CinémaHorreur

Contes macabres – John Woodward, Jack Garrett et Damian Harris

The Night of the Crow. 1983, 1984 et 1987.

Origine : États-Unis
Genre : Anthologie
Réalisateurs : John Woodward, Jack Garrett, Damian Harris
Avec : Eleese Lester, Gabriel Folse et John Woodward (segment Disciples of the Crow, 1983). Ray Adamski et Brian Caldwell (segment The Night Waiter, 1987). Stephen Nichols, Del Zamora, Eric Stoltz et Danna Garen (segment Killing Time, 1984).

“L’ultime cauchemar de Stephen King”. Il y a comme ça des accroches qui ne peuvent laisser indifférent l’ancien arpenteur de vidéoclubs que je fus. D’autant plus lorsque le résumé au dos de la jaquette laisse entendre qu’il s’agit d’une histoire unique et que celle-ci rappelle fortement celle de Les Démons du maïs. Tout cela fleure bon la flying jaquette… alors qu’il n’en est rien. Le premier segment de ce film qui en compte trois, et qui n’ont rien à voir les uns avec les autres, n’est autre que l’adaptation de la nouvelle Les Enfants du Maïs paru dans le recueil Danse macabre sans que le nom de Stephen King ne soit cette fois-ci mentionné au générique. Non content de s’octroyer le rôle de Billy adulte, John Woodward laisse entendre que cette histoire rebaptisée Disciples of the crow (l’oiseau en question a droit à un gros plan à plusieurs reprises) serait entièrement de son crû. Une manière de procéder foncièrement malhonnête et quelque peu ingrate lorsqu’on sait que l’auteur cédait ses droits aux étudiants pour la modique somme de 1 dollar symbolique.

[Lignes issues d'un jeu de données de mise en page]
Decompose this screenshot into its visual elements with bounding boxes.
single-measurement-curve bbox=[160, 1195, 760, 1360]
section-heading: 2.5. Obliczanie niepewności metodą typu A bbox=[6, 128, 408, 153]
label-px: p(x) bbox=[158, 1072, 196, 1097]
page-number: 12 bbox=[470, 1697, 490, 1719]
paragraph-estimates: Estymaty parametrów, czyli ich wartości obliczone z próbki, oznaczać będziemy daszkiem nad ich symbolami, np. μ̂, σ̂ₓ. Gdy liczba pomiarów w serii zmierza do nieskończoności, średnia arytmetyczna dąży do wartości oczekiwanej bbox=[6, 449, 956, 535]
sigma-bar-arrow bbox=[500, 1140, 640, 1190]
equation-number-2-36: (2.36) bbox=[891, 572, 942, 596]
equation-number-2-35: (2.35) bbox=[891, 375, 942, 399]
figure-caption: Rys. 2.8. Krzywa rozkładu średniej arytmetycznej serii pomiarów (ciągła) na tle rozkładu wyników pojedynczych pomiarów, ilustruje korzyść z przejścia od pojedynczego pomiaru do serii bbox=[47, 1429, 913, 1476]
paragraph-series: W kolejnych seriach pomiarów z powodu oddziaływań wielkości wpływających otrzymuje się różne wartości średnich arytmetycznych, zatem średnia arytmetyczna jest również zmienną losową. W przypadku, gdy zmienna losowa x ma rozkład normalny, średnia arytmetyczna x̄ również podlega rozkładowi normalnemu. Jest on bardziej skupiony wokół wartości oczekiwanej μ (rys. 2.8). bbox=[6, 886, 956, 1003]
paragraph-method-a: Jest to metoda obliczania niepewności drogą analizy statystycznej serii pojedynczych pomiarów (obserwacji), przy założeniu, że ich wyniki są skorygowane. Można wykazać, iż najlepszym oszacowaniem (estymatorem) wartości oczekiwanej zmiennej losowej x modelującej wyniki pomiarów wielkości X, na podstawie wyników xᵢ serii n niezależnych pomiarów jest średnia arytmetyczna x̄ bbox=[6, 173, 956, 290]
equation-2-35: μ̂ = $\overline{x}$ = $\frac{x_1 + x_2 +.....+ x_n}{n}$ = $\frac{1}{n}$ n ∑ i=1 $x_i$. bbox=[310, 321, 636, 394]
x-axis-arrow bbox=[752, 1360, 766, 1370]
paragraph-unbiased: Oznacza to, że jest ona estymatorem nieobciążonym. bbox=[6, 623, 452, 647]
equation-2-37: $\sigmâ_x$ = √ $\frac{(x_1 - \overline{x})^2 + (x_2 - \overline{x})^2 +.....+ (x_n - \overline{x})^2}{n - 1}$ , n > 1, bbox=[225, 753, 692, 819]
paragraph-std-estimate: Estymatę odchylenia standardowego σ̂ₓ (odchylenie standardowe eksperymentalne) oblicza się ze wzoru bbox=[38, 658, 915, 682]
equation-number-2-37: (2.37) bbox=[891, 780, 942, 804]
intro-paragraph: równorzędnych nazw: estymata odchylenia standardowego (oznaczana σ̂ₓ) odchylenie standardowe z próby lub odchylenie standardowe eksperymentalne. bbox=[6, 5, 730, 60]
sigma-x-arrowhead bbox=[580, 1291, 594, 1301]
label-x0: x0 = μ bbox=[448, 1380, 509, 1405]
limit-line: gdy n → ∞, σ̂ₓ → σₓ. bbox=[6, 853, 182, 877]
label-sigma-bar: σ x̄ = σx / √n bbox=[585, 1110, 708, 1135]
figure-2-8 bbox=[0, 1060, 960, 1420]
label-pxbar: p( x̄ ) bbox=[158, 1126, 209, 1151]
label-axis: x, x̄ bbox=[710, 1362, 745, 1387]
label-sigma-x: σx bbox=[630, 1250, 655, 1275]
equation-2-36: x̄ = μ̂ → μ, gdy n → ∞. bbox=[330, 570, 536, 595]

(Les consignes):
1 – Pour chacune des affirmations suivantes, indiquez par oui ou non si elle concorde avec l'extrait sur le film, et citez mot pour mot les termes de l'extrait qui le déterminent. (a) Le film est d'origine américaine. (b) Les trois segments du film sont liés entre eux. (c) Le nom de Stephen King figure au générique du premier segment.
2 – Présentez sous forme de tableau Markdown, avec les colonnes « N° » et « Ligne », les lignes des enregistrements depuis la première jusqu'à celle contenant "equation-number-2-36: (2.36) bbox=[891, 572, 942, 596]", incluse, en omettant les lignes vides.
Le texte et les enregistrements proviennent de sources distinctes.

(Réponses par consigne):
1 –
(a) Oui : « Origine : États-Unis »
(b) Non : « et qui n’ont rien à voir les uns avec les autres »
(c) Non : « sans que le nom de Stephen King ne soit cette fois-ci mentionné au générique »

2 –
| N° | Ligne |
|---|---|
| 1 | Decompose this screenshot into its visual elements with bounding boxes. |
| 2 | single-measurement-curve bbox=[160, 1195, 760, 1360] |
| 3 | section-heading: 2.5. Obliczanie niepewności metodą typu A bbox=[6, 128, 408, 153] |
| 4 | label-px: p(x) bbox=[158, 1072, 196, 1097] |
| 5 | page-number: 12 bbox=[470, 1697, 490, 1719] |
| 6 | paragraph-estimates: Estymaty parametrów, czyli ich wartości obliczone z próbki, oznaczać będziemy daszkiem nad ich symbolami, np. μ̂, σ̂ₓ. Gdy liczba pomiarów w serii zmierza do nieskończoności, średnia arytmetyczna dąży do wartości oczekiwanej bbox=[6, 449, 956, 535] |
| 7 | sigma-bar-arrow bbox=[500, 1140, 640, 1190] |
| 8 | equation-number-2-36: (2.36) bbox=[891, 572, 942, 596] |